■ STORED DATA ■
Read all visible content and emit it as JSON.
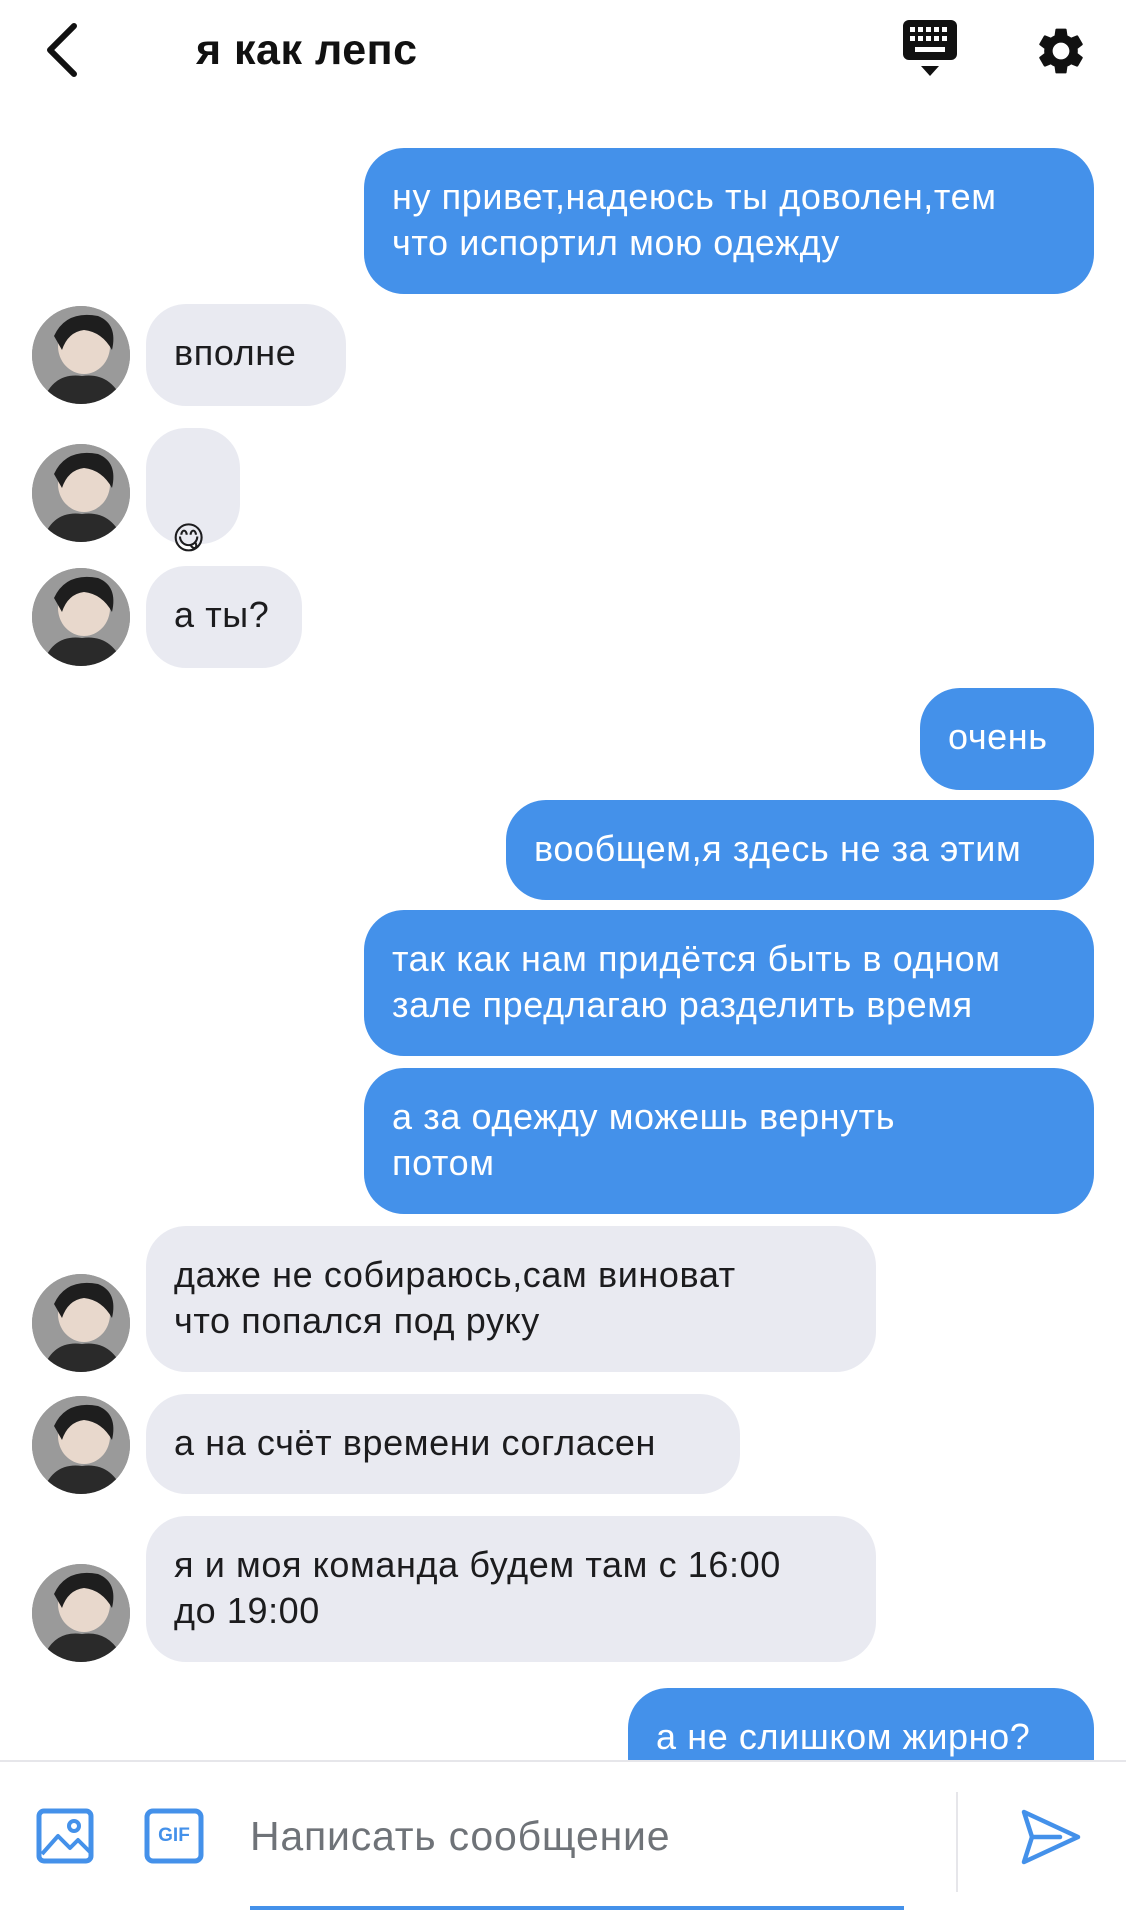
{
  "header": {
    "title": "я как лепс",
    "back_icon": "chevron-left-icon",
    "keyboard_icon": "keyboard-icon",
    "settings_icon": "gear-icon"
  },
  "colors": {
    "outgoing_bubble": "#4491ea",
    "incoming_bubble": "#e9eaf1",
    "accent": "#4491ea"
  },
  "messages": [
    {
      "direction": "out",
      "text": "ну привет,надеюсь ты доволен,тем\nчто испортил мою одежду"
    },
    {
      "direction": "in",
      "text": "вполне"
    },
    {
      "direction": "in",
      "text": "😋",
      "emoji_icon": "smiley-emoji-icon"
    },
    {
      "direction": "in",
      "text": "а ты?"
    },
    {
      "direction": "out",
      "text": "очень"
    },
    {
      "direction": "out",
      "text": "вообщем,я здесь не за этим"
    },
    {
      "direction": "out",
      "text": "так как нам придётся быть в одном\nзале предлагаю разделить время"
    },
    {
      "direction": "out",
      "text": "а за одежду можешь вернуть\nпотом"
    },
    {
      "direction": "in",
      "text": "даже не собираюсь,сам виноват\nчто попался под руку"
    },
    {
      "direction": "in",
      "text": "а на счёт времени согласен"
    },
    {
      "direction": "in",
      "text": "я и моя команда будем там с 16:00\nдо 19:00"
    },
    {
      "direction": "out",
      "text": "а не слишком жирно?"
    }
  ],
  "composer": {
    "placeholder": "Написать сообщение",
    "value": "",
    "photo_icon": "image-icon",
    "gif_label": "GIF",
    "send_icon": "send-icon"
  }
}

* * *

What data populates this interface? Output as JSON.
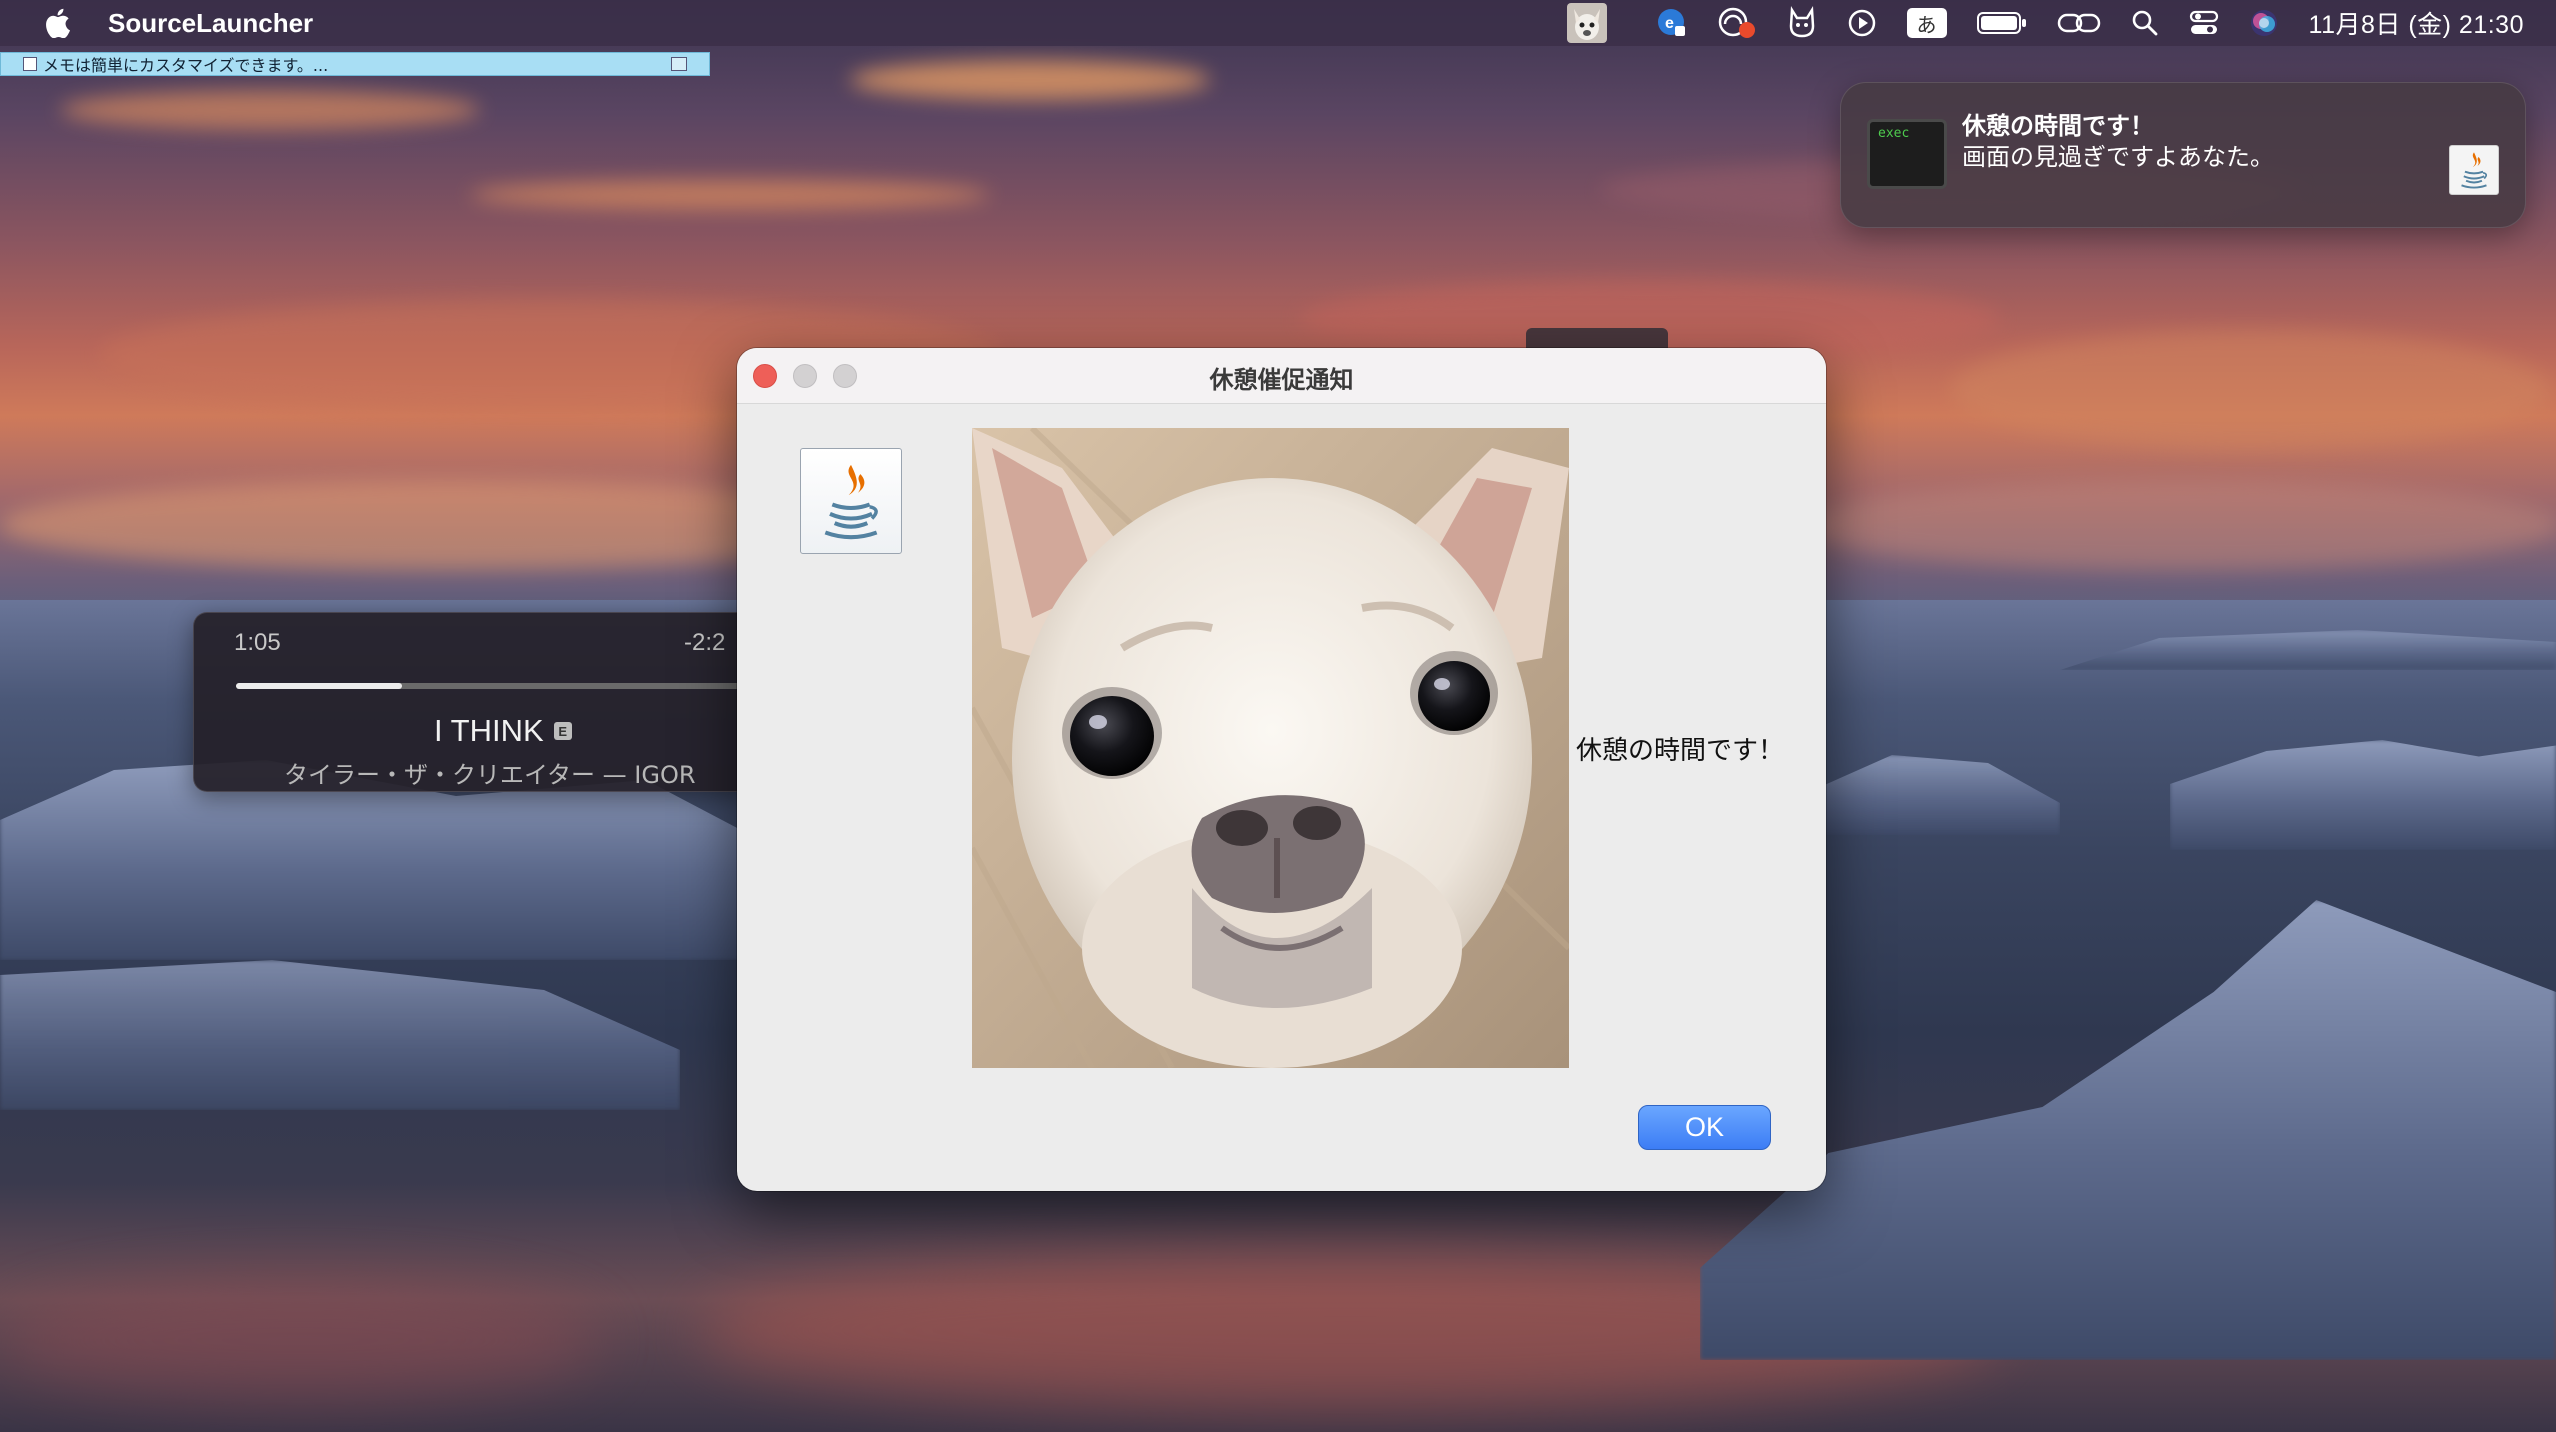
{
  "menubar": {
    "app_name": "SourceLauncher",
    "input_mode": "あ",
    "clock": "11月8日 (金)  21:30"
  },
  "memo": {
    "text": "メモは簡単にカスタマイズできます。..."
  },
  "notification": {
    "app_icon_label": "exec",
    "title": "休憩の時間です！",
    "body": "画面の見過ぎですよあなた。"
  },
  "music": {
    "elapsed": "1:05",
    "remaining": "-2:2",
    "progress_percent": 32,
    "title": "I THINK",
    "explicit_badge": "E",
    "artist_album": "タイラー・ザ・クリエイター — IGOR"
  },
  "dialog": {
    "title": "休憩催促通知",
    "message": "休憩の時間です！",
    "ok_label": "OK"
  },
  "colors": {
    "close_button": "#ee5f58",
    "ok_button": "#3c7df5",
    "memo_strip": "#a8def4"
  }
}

■ WORK TO DO ■
Answer only with how many lines in the records include "одежду".

■ SOLUTION TO THE EXERCISE ■
2